_DO THIS_
Give back the records below exactly, every one, with no pictures.

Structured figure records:

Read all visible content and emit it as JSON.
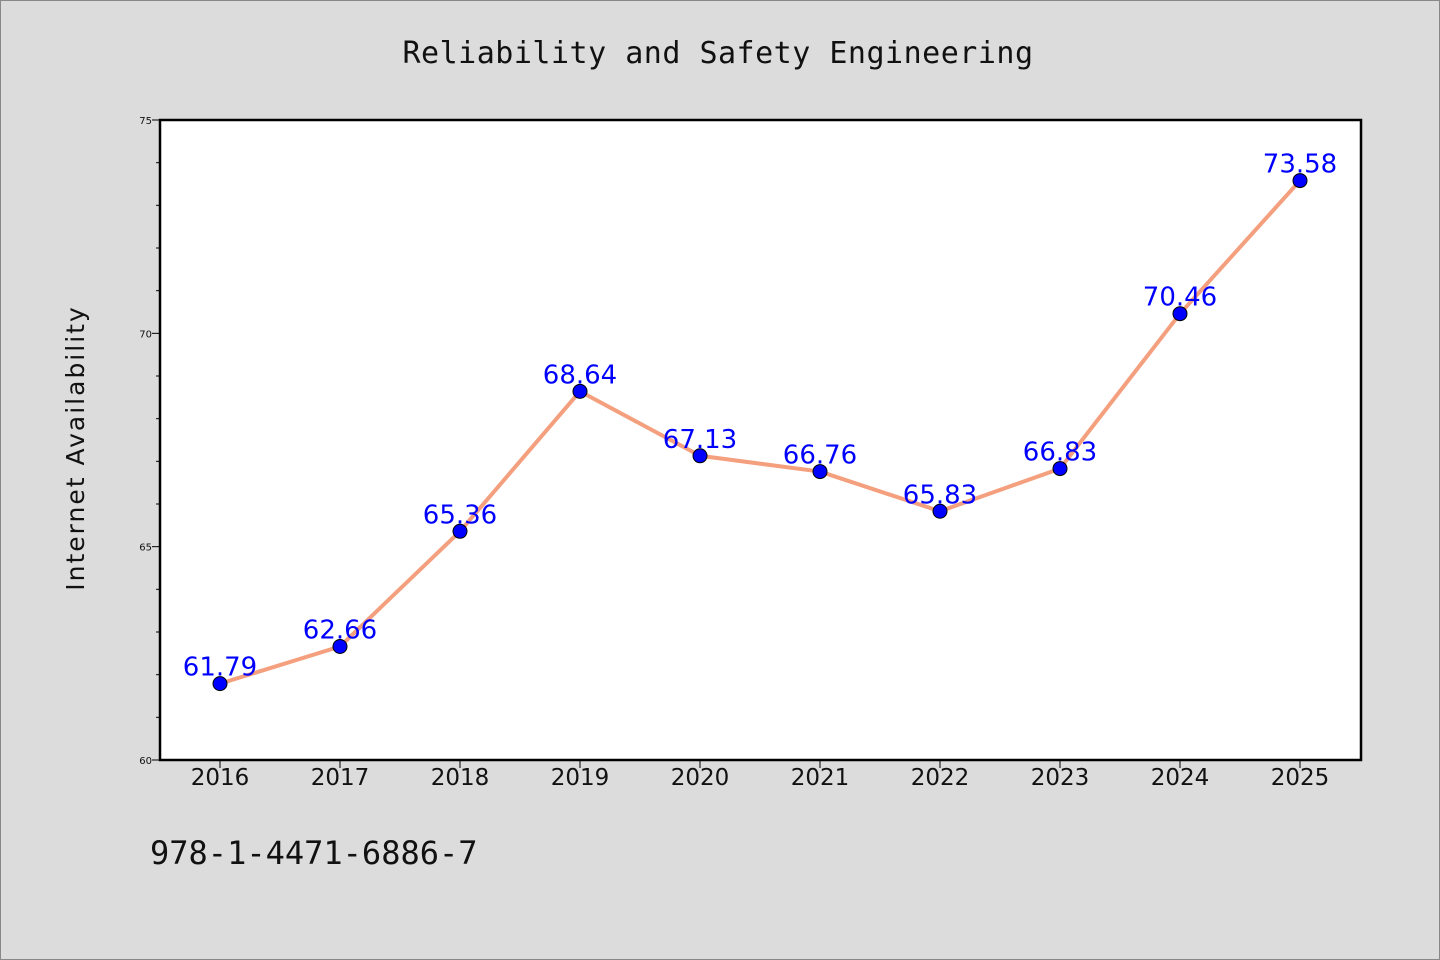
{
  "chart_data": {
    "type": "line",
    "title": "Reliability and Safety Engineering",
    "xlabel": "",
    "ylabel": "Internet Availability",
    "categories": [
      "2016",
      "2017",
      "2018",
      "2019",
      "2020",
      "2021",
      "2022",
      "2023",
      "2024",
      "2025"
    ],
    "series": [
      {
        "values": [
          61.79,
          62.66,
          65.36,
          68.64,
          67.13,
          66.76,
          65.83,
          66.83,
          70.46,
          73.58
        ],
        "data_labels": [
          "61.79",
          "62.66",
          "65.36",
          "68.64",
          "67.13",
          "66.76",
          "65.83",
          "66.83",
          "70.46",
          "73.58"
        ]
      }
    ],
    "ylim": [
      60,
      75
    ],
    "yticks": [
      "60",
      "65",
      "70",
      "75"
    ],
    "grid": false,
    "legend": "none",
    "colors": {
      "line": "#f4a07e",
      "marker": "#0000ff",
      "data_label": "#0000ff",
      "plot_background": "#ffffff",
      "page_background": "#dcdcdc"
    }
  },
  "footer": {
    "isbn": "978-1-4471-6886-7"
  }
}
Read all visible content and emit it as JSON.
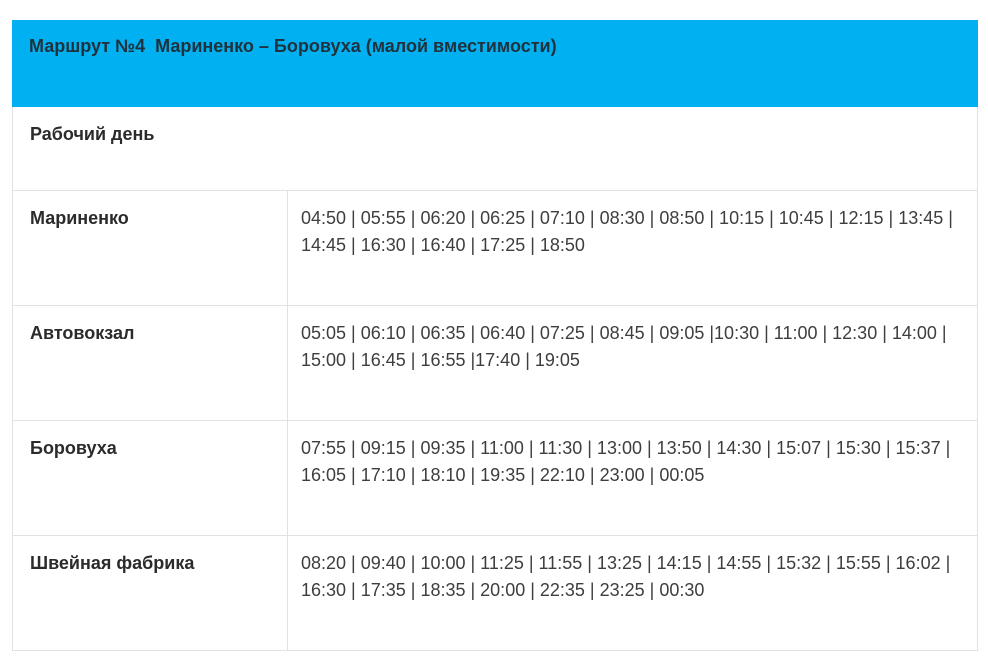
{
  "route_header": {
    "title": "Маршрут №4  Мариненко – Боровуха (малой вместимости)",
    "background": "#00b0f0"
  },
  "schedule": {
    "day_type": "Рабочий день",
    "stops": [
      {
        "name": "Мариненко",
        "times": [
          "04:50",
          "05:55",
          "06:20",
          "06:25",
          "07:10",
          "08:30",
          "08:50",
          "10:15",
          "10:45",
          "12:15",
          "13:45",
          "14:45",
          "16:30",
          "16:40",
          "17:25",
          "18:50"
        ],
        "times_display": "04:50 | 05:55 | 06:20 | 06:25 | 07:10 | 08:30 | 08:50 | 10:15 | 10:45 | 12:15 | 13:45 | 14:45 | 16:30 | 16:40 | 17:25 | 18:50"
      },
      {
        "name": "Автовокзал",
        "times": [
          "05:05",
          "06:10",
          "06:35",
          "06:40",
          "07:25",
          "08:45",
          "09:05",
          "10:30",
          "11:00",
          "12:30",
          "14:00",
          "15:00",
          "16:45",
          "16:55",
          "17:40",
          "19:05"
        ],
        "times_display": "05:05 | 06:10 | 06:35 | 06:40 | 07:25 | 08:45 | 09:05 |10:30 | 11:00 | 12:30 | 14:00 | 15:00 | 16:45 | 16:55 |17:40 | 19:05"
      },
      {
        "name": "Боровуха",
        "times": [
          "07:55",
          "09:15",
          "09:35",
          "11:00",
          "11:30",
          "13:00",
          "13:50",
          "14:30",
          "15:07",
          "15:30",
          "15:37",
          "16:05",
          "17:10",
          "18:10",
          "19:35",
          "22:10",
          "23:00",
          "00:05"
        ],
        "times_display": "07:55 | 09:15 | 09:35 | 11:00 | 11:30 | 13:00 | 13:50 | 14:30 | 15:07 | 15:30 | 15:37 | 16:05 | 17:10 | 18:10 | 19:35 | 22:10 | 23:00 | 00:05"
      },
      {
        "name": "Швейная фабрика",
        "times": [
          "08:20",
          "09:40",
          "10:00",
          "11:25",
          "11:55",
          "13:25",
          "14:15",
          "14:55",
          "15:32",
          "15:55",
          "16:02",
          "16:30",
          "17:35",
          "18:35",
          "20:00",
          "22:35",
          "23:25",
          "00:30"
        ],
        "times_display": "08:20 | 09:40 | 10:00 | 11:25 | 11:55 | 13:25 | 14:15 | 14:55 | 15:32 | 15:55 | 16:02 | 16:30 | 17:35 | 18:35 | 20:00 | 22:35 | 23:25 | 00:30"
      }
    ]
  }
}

_WRITTEN SOLUTION_
Read all visible content and emit it as JSON.
{
  "chart_data": {
    "type": "line",
    "title": "Reliability and Safety Engineering",
    "xlabel": "",
    "ylabel": "Internet Availability",
    "categories": [
      "2016",
      "2017",
      "2018",
      "2019",
      "2020",
      "2021",
      "2022",
      "2023",
      "2024",
      "2025"
    ],
    "series": [
      {
        "values": [
          61.79,
          62.66,
          65.36,
          68.64,
          67.13,
          66.76,
          65.83,
          66.83,
          70.46,
          73.58
        ],
        "data_labels": [
          "61.79",
          "62.66",
          "65.36",
          "68.64",
          "67.13",
          "66.76",
          "65.83",
          "66.83",
          "70.46",
          "73.58"
        ]
      }
    ],
    "ylim": [
      60,
      75
    ],
    "yticks": [
      "60",
      "65",
      "70",
      "75"
    ],
    "grid": false,
    "legend": "none",
    "colors": {
      "line": "#f4a07e",
      "marker": "#0000ff",
      "data_label": "#0000ff",
      "plot_background": "#ffffff",
      "page_background": "#dcdcdc"
    }
  },
  "footer": {
    "isbn": "978-1-4471-6886-7"
  }
}
Read all visible content and emit it as JSON.
{
  "route_header": {
    "title": "Маршрут №4  Мариненко – Боровуха (малой вместимости)",
    "background": "#00b0f0"
  },
  "schedule": {
    "day_type": "Рабочий день",
    "stops": [
      {
        "name": "Мариненко",
        "times": [
          "04:50",
          "05:55",
          "06:20",
          "06:25",
          "07:10",
          "08:30",
          "08:50",
          "10:15",
          "10:45",
          "12:15",
          "13:45",
          "14:45",
          "16:30",
          "16:40",
          "17:25",
          "18:50"
        ],
        "times_display": "04:50 | 05:55 | 06:20 | 06:25 | 07:10 | 08:30 | 08:50 | 10:15 | 10:45 | 12:15 | 13:45 | 14:45 | 16:30 | 16:40 | 17:25 | 18:50"
      },
      {
        "name": "Автовокзал",
        "times": [
          "05:05",
          "06:10",
          "06:35",
          "06:40",
          "07:25",
          "08:45",
          "09:05",
          "10:30",
          "11:00",
          "12:30",
          "14:00",
          "15:00",
          "16:45",
          "16:55",
          "17:40",
          "19:05"
        ],
        "times_display": "05:05 | 06:10 | 06:35 | 06:40 | 07:25 | 08:45 | 09:05 |10:30 | 11:00 | 12:30 | 14:00 | 15:00 | 16:45 | 16:55 |17:40 | 19:05"
      },
      {
        "name": "Боровуха",
        "times": [
          "07:55",
          "09:15",
          "09:35",
          "11:00",
          "11:30",
          "13:00",
          "13:50",
          "14:30",
          "15:07",
          "15:30",
          "15:37",
          "16:05",
          "17:10",
          "18:10",
          "19:35",
          "22:10",
          "23:00",
          "00:05"
        ],
        "times_display": "07:55 | 09:15 | 09:35 | 11:00 | 11:30 | 13:00 | 13:50 | 14:30 | 15:07 | 15:30 | 15:37 | 16:05 | 17:10 | 18:10 | 19:35 | 22:10 | 23:00 | 00:05"
      },
      {
        "name": "Швейная фабрика",
        "times": [
          "08:20",
          "09:40",
          "10:00",
          "11:25",
          "11:55",
          "13:25",
          "14:15",
          "14:55",
          "15:32",
          "15:55",
          "16:02",
          "16:30",
          "17:35",
          "18:35",
          "20:00",
          "22:35",
          "23:25",
          "00:30"
        ],
        "times_display": "08:20 | 09:40 | 10:00 | 11:25 | 11:55 | 13:25 | 14:15 | 14:55 | 15:32 | 15:55 | 16:02 | 16:30 | 17:35 | 18:35 | 20:00 | 22:35 | 23:25 | 00:30"
      }
    ]
  }
}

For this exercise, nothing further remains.